AVAILABLE DATA:
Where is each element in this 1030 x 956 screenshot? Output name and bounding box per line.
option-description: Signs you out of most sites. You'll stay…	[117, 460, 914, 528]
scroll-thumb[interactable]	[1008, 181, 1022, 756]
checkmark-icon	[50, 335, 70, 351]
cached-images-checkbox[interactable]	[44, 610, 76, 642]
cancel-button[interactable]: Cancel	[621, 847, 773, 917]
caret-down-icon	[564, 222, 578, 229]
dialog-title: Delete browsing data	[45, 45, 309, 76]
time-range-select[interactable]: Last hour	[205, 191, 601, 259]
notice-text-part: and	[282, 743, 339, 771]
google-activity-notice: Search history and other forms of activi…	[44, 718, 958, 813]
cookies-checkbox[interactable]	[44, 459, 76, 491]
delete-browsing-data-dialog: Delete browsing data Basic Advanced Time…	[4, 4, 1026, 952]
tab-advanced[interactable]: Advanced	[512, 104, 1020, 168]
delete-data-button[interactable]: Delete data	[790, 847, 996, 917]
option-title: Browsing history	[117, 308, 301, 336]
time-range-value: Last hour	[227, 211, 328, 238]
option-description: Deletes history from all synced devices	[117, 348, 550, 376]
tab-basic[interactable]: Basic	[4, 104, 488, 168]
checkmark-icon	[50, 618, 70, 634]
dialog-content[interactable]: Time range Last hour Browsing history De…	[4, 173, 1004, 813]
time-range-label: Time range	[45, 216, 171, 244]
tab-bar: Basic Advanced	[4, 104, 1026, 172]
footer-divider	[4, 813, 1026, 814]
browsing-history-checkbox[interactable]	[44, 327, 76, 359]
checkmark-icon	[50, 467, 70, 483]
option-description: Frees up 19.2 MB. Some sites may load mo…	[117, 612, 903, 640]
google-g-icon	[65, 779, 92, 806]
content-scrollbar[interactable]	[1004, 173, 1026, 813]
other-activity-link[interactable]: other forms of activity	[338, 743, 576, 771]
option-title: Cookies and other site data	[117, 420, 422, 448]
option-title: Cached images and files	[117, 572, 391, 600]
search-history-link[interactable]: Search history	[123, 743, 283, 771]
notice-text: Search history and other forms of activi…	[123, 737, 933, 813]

EXERCISE AIM:
Put the lines above into a numbered list, skipping any blank lines.

SOLUTION TO THIS TASK:
1. Where is each element in this 1030 x 956 screenshot? Output name and bounding box per line.
2. option-description: Signs you out of most sites. You'll stay…	[117, 460, 914, 528]
3. scroll-thumb[interactable]	[1008, 181, 1022, 756]
4. checkmark-icon	[50, 335, 70, 351]
5. cached-images-checkbox[interactable]	[44, 610, 76, 642]
6. cancel-button[interactable]: Cancel	[621, 847, 773, 917]
7. caret-down-icon	[564, 222, 578, 229]
8. dialog-title: Delete browsing data	[45, 45, 309, 76]
9. time-range-select[interactable]: Last hour	[205, 191, 601, 259]
10. notice-text-part: and	[282, 743, 339, 771]
11. google-activity-notice: Search history and other forms of activi…	[44, 718, 958, 813]
12. cookies-checkbox[interactable]	[44, 459, 76, 491]
13. delete-browsing-data-dialog: Delete browsing data Basic Advanced Time…	[4, 4, 1026, 952]
14. tab-advanced[interactable]: Advanced	[512, 104, 1020, 168]
15. delete-data-button[interactable]: Delete data	[790, 847, 996, 917]
16. option-title: Browsing history	[117, 308, 301, 336]
17. time-range-value: Last hour	[227, 211, 328, 238]
18. option-description: Deletes history from all synced devices	[117, 348, 550, 376]
19. tab-basic[interactable]: Basic	[4, 104, 488, 168]
20. checkmark-icon	[50, 618, 70, 634]
21. dialog-content[interactable]: Time range Last hour Browsing history De…	[4, 173, 1004, 813]
22. time-range-label: Time range	[45, 216, 171, 244]
23. tab-bar: Basic Advanced	[4, 104, 1026, 172]
24. footer-divider	[4, 813, 1026, 814]
25. browsing-history-checkbox[interactable]	[44, 327, 76, 359]
26. checkmark-icon	[50, 467, 70, 483]
27. option-description: Frees up 19.2 MB. Some sites may load mo…	[117, 612, 903, 640]
28. google-g-icon	[65, 779, 92, 806]
29. content-scrollbar[interactable]	[1004, 173, 1026, 813]
30. other-activity-link[interactable]: other forms of activity	[338, 743, 576, 771]
31. option-title: Cookies and other site data	[117, 420, 422, 448]
32. option-title: Cached images and files	[117, 572, 391, 600]
33. search-history-link[interactable]: Search history	[123, 743, 283, 771]
34. notice-text: Search history and other forms of activi…	[123, 737, 933, 813]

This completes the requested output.